DATA LINES ->
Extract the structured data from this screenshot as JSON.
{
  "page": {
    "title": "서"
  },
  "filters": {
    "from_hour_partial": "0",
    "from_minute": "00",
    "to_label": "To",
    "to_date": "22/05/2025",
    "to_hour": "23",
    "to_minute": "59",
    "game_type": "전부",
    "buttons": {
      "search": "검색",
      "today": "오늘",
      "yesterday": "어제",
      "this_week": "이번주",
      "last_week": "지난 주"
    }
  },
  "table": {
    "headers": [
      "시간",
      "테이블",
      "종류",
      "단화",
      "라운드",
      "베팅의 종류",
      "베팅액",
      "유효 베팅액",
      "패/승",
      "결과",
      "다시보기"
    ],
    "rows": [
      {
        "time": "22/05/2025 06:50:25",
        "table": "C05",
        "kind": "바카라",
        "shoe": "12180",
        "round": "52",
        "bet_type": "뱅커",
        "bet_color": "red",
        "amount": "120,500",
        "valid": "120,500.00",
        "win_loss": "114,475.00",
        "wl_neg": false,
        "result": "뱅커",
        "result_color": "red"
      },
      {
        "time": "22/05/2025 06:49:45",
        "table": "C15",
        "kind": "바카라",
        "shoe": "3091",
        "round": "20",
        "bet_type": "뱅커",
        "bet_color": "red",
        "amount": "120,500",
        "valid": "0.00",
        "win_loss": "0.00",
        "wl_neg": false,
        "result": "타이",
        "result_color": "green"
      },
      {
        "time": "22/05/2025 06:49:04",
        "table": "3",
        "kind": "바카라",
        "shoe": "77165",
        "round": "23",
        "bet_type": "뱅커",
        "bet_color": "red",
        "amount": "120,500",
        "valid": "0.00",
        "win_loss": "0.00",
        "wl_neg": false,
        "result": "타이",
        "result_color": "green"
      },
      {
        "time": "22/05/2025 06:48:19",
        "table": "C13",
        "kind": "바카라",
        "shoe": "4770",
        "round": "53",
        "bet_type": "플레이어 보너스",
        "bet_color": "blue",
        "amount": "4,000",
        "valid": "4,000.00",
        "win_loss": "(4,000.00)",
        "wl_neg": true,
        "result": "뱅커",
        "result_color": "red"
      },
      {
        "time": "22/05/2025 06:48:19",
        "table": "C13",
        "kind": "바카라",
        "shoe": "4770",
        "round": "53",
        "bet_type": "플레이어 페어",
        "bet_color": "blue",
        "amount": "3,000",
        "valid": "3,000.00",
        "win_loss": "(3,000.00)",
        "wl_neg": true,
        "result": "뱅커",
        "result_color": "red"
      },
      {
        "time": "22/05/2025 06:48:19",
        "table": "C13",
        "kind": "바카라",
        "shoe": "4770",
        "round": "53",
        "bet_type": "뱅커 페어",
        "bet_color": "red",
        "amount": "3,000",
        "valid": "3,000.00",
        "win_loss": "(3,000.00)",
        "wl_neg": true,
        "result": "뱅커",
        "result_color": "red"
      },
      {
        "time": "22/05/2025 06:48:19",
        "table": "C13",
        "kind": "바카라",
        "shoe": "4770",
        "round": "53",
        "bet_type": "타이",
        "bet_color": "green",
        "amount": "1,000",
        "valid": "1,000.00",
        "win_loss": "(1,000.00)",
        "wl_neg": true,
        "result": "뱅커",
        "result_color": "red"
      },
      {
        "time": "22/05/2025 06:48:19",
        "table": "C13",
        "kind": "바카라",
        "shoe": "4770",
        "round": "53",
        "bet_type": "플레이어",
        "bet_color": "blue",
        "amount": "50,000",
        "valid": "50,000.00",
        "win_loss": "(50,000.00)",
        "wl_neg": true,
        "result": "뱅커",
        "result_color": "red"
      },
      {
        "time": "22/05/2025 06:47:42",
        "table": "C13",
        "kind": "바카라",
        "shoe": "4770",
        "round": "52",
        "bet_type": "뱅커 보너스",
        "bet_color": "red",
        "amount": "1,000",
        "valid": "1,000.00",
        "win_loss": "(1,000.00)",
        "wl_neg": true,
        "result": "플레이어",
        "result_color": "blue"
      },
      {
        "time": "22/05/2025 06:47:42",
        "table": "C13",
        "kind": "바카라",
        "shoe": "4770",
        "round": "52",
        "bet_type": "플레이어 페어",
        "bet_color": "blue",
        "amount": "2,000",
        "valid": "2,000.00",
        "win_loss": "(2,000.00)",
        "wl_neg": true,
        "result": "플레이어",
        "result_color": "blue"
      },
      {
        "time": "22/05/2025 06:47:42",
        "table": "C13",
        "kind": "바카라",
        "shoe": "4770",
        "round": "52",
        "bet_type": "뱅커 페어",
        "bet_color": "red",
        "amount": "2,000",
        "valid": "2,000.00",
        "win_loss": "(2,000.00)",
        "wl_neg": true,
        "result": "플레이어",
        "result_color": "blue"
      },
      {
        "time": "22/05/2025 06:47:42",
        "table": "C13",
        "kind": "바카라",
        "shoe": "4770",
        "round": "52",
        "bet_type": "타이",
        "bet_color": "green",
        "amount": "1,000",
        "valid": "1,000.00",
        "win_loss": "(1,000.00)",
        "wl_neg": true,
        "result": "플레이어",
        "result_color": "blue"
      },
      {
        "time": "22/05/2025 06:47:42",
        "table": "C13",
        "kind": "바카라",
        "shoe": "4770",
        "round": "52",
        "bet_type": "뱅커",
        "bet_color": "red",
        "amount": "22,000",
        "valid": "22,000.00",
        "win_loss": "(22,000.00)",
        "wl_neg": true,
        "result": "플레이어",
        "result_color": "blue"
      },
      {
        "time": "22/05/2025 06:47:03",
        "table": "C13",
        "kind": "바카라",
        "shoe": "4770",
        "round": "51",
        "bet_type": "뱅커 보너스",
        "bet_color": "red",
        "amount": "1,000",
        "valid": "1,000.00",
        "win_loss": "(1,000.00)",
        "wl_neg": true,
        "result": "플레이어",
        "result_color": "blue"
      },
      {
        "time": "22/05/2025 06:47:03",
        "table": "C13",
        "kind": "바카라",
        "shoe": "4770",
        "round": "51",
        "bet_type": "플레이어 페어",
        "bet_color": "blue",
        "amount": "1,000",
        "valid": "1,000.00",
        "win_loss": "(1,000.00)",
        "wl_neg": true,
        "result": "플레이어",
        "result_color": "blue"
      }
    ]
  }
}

STATED PROBLEM ->
Return the listing above in its exact form.

SOLUTION FOR THIS TASK ->
Extract the structured data from this screenshot as JSON.
{
  "page": {
    "title": "서"
  },
  "filters": {
    "from_hour_partial": "0",
    "from_minute": "00",
    "to_label": "To",
    "to_date": "22/05/2025",
    "to_hour": "23",
    "to_minute": "59",
    "game_type": "전부",
    "buttons": {
      "search": "검색",
      "today": "오늘",
      "yesterday": "어제",
      "this_week": "이번주",
      "last_week": "지난 주"
    }
  },
  "table": {
    "headers": [
      "시간",
      "테이블",
      "종류",
      "단화",
      "라운드",
      "베팅의 종류",
      "베팅액",
      "유효 베팅액",
      "패/승",
      "결과",
      "다시보기"
    ],
    "rows": [
      {
        "time": "22/05/2025 06:50:25",
        "table": "C05",
        "kind": "바카라",
        "shoe": "12180",
        "round": "52",
        "bet_type": "뱅커",
        "bet_color": "red",
        "amount": "120,500",
        "valid": "120,500.00",
        "win_loss": "114,475.00",
        "wl_neg": false,
        "result": "뱅커",
        "result_color": "red"
      },
      {
        "time": "22/05/2025 06:49:45",
        "table": "C15",
        "kind": "바카라",
        "shoe": "3091",
        "round": "20",
        "bet_type": "뱅커",
        "bet_color": "red",
        "amount": "120,500",
        "valid": "0.00",
        "win_loss": "0.00",
        "wl_neg": false,
        "result": "타이",
        "result_color": "green"
      },
      {
        "time": "22/05/2025 06:49:04",
        "table": "3",
        "kind": "바카라",
        "shoe": "77165",
        "round": "23",
        "bet_type": "뱅커",
        "bet_color": "red",
        "amount": "120,500",
        "valid": "0.00",
        "win_loss": "0.00",
        "wl_neg": false,
        "result": "타이",
        "result_color": "green"
      },
      {
        "time": "22/05/2025 06:48:19",
        "table": "C13",
        "kind": "바카라",
        "shoe": "4770",
        "round": "53",
        "bet_type": "플레이어 보너스",
        "bet_color": "blue",
        "amount": "4,000",
        "valid": "4,000.00",
        "win_loss": "(4,000.00)",
        "wl_neg": true,
        "result": "뱅커",
        "result_color": "red"
      },
      {
        "time": "22/05/2025 06:48:19",
        "table": "C13",
        "kind": "바카라",
        "shoe": "4770",
        "round": "53",
        "bet_type": "플레이어 페어",
        "bet_color": "blue",
        "amount": "3,000",
        "valid": "3,000.00",
        "win_loss": "(3,000.00)",
        "wl_neg": true,
        "result": "뱅커",
        "result_color": "red"
      },
      {
        "time": "22/05/2025 06:48:19",
        "table": "C13",
        "kind": "바카라",
        "shoe": "4770",
        "round": "53",
        "bet_type": "뱅커 페어",
        "bet_color": "red",
        "amount": "3,000",
        "valid": "3,000.00",
        "win_loss": "(3,000.00)",
        "wl_neg": true,
        "result": "뱅커",
        "result_color": "red"
      },
      {
        "time": "22/05/2025 06:48:19",
        "table": "C13",
        "kind": "바카라",
        "shoe": "4770",
        "round": "53",
        "bet_type": "타이",
        "bet_color": "green",
        "amount": "1,000",
        "valid": "1,000.00",
        "win_loss": "(1,000.00)",
        "wl_neg": true,
        "result": "뱅커",
        "result_color": "red"
      },
      {
        "time": "22/05/2025 06:48:19",
        "table": "C13",
        "kind": "바카라",
        "shoe": "4770",
        "round": "53",
        "bet_type": "플레이어",
        "bet_color": "blue",
        "amount": "50,000",
        "valid": "50,000.00",
        "win_loss": "(50,000.00)",
        "wl_neg": true,
        "result": "뱅커",
        "result_color": "red"
      },
      {
        "time": "22/05/2025 06:47:42",
        "table": "C13",
        "kind": "바카라",
        "shoe": "4770",
        "round": "52",
        "bet_type": "뱅커 보너스",
        "bet_color": "red",
        "amount": "1,000",
        "valid": "1,000.00",
        "win_loss": "(1,000.00)",
        "wl_neg": true,
        "result": "플레이어",
        "result_color": "blue"
      },
      {
        "time": "22/05/2025 06:47:42",
        "table": "C13",
        "kind": "바카라",
        "shoe": "4770",
        "round": "52",
        "bet_type": "플레이어 페어",
        "bet_color": "blue",
        "amount": "2,000",
        "valid": "2,000.00",
        "win_loss": "(2,000.00)",
        "wl_neg": true,
        "result": "플레이어",
        "result_color": "blue"
      },
      {
        "time": "22/05/2025 06:47:42",
        "table": "C13",
        "kind": "바카라",
        "shoe": "4770",
        "round": "52",
        "bet_type": "뱅커 페어",
        "bet_color": "red",
        "amount": "2,000",
        "valid": "2,000.00",
        "win_loss": "(2,000.00)",
        "wl_neg": true,
        "result": "플레이어",
        "result_color": "blue"
      },
      {
        "time": "22/05/2025 06:47:42",
        "table": "C13",
        "kind": "바카라",
        "shoe": "4770",
        "round": "52",
        "bet_type": "타이",
        "bet_color": "green",
        "amount": "1,000",
        "valid": "1,000.00",
        "win_loss": "(1,000.00)",
        "wl_neg": true,
        "result": "플레이어",
        "result_color": "blue"
      },
      {
        "time": "22/05/2025 06:47:42",
        "table": "C13",
        "kind": "바카라",
        "shoe": "4770",
        "round": "52",
        "bet_type": "뱅커",
        "bet_color": "red",
        "amount": "22,000",
        "valid": "22,000.00",
        "win_loss": "(22,000.00)",
        "wl_neg": true,
        "result": "플레이어",
        "result_color": "blue"
      },
      {
        "time": "22/05/2025 06:47:03",
        "table": "C13",
        "kind": "바카라",
        "shoe": "4770",
        "round": "51",
        "bet_type": "뱅커 보너스",
        "bet_color": "red",
        "amount": "1,000",
        "valid": "1,000.00",
        "win_loss": "(1,000.00)",
        "wl_neg": true,
        "result": "플레이어",
        "result_color": "blue"
      },
      {
        "time": "22/05/2025 06:47:03",
        "table": "C13",
        "kind": "바카라",
        "shoe": "4770",
        "round": "51",
        "bet_type": "플레이어 페어",
        "bet_color": "blue",
        "amount": "1,000",
        "valid": "1,000.00",
        "win_loss": "(1,000.00)",
        "wl_neg": true,
        "result": "플레이어",
        "result_color": "blue"
      }
    ]
  }
}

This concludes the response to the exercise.